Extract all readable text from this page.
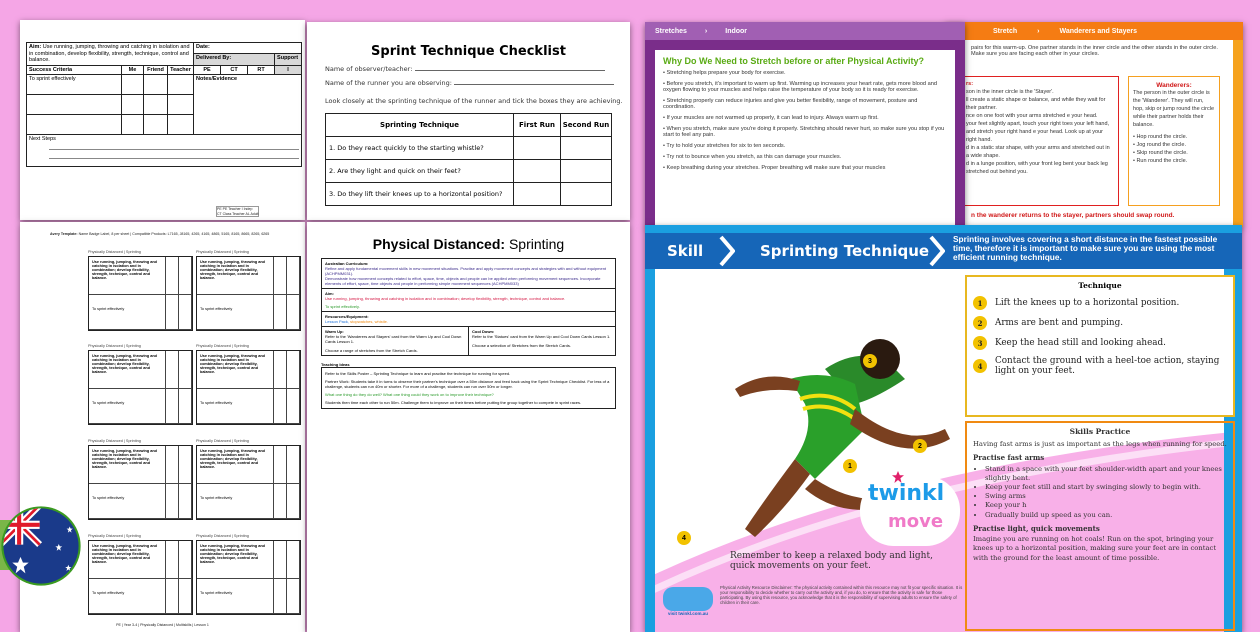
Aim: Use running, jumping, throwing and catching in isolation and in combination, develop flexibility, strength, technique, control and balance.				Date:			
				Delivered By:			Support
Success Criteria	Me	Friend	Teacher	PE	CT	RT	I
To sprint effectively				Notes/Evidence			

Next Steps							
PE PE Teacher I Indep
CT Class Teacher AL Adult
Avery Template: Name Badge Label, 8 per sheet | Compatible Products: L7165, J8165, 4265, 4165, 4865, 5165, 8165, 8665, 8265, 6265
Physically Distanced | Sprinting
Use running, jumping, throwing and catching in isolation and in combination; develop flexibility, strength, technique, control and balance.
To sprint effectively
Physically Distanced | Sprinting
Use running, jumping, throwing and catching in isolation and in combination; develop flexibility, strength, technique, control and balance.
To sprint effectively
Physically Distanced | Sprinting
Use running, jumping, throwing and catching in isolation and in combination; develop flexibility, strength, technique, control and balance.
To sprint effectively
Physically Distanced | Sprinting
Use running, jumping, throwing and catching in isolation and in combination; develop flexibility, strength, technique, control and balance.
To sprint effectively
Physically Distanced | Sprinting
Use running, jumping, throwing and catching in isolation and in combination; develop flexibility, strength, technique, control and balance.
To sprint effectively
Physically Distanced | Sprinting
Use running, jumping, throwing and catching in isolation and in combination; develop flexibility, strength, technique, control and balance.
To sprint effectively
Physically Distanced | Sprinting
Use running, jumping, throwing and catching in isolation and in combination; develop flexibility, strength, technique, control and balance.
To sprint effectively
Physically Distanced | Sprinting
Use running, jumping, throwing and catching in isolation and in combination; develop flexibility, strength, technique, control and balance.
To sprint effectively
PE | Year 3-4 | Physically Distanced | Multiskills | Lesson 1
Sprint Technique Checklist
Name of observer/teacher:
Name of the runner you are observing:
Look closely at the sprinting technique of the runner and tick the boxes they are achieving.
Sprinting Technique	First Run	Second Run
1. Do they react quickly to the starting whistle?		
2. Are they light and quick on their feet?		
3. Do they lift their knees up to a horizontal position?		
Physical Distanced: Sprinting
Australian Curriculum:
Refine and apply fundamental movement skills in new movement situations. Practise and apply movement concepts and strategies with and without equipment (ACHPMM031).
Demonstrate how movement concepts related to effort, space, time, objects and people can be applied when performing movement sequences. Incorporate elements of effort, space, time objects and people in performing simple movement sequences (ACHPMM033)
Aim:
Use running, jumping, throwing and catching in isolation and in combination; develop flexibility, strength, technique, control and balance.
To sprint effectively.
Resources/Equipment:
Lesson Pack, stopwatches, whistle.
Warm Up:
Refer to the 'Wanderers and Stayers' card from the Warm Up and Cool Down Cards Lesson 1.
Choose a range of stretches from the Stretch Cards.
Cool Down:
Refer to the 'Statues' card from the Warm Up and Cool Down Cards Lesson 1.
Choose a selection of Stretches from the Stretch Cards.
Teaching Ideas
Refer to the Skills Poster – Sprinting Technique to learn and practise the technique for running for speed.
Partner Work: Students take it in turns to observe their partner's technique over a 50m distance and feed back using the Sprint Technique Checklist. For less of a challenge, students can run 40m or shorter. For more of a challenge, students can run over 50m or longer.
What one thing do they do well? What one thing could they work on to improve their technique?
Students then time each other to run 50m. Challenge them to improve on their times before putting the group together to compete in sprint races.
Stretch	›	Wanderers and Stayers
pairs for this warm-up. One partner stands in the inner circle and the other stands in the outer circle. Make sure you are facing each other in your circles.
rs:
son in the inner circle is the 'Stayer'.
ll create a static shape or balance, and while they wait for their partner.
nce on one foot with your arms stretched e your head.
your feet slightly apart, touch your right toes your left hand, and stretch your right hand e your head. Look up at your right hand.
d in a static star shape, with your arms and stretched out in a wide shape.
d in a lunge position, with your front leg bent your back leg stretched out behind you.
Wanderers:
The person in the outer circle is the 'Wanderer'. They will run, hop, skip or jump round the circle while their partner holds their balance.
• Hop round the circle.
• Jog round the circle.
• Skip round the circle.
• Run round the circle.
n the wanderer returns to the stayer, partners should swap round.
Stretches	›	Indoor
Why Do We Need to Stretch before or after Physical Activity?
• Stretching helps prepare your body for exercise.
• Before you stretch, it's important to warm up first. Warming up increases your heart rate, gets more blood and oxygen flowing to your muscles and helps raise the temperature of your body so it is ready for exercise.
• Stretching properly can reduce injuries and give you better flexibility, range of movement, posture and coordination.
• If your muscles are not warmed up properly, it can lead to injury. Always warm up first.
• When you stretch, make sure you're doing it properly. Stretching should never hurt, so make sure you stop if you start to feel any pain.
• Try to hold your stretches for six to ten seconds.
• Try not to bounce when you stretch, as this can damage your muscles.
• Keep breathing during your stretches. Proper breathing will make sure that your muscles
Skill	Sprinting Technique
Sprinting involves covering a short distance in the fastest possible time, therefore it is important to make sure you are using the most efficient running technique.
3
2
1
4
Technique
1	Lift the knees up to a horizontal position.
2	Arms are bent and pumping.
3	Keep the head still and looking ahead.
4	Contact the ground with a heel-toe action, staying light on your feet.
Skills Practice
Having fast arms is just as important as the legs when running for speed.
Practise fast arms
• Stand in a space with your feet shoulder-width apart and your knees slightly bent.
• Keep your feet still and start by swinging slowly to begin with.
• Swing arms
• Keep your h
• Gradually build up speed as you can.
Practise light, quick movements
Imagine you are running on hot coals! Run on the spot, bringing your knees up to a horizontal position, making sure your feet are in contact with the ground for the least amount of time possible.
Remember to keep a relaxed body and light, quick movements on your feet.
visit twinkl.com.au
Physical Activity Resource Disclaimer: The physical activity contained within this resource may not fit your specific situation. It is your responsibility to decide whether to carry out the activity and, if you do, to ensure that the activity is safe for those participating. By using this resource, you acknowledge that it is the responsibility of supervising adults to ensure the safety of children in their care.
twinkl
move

...

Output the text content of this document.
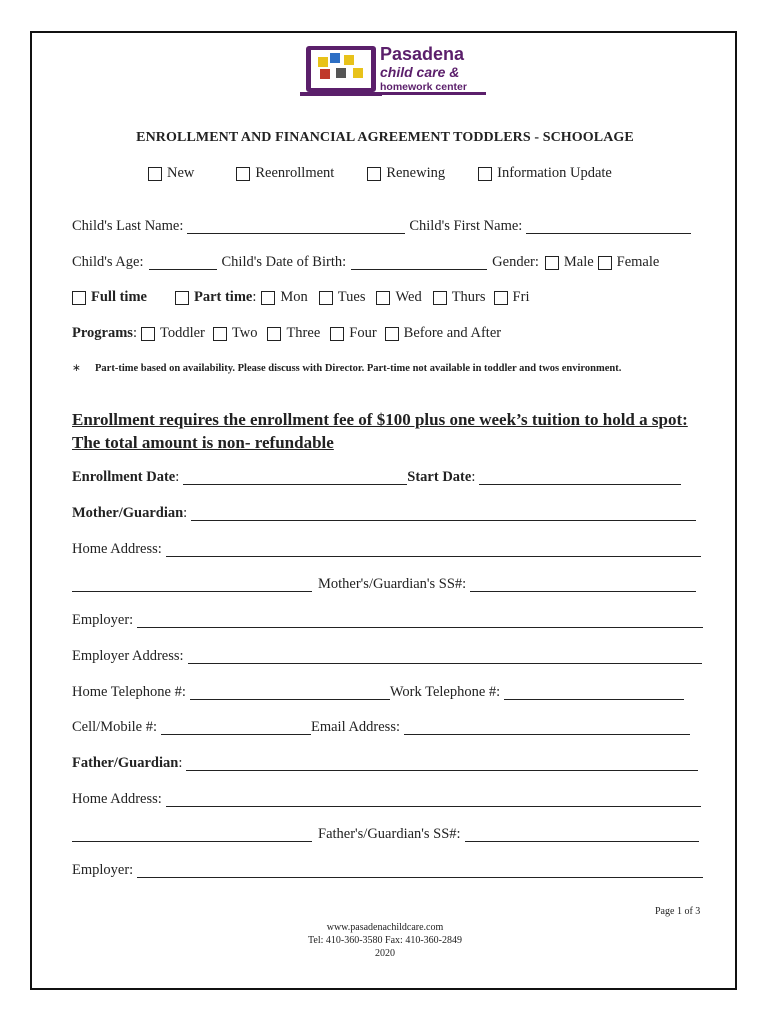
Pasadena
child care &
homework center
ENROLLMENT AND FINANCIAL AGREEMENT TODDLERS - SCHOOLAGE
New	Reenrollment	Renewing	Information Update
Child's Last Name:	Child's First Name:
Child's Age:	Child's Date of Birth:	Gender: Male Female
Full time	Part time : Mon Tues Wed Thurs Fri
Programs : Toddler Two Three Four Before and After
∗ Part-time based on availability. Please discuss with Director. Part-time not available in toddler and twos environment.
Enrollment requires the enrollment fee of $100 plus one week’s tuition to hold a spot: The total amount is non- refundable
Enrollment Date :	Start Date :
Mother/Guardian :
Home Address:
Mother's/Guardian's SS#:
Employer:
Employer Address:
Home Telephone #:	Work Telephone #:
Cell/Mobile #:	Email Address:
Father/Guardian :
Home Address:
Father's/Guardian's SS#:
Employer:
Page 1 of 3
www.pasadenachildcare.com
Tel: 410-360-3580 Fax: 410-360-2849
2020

--

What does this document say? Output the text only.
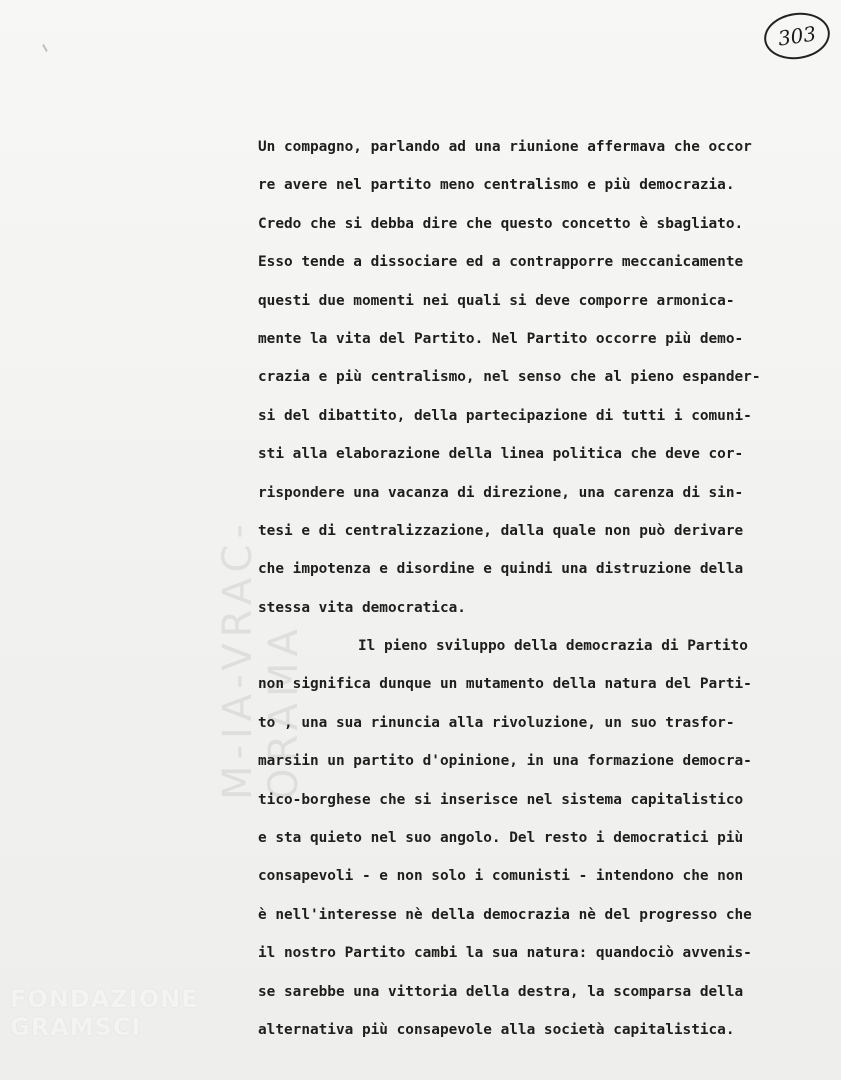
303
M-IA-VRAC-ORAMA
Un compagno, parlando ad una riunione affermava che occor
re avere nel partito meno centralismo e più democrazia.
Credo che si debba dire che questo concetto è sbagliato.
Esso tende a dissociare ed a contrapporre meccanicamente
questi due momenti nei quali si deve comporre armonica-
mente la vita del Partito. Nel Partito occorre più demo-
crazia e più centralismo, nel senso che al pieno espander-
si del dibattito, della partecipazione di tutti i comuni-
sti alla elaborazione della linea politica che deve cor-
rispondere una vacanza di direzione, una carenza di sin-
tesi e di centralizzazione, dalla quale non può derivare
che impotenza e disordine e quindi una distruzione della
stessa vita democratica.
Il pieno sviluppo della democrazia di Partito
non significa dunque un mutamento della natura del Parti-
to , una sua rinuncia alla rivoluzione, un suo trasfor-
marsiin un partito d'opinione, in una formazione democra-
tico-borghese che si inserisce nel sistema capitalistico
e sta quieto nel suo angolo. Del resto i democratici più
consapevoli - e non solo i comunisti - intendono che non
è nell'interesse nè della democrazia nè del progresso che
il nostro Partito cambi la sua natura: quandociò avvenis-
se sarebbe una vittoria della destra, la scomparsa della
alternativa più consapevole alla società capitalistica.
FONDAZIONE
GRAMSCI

YOUR GOAL
Reproduce each line of the material containing the word "that".

TASK RESULT
• Keep breathing during your stretches. Proper breathing will make sure that your muscles
Physical Activity Resource Disclaimer: The physical activity contained within this resource may not fit your specific situation. It is your responsibility to decide whether to carry out the activity and, if you do, to ensure that the activity is safe for those participating. By using this resource, you acknowledge that it is the responsibility of supervising adults to ensure the safety of children in their care.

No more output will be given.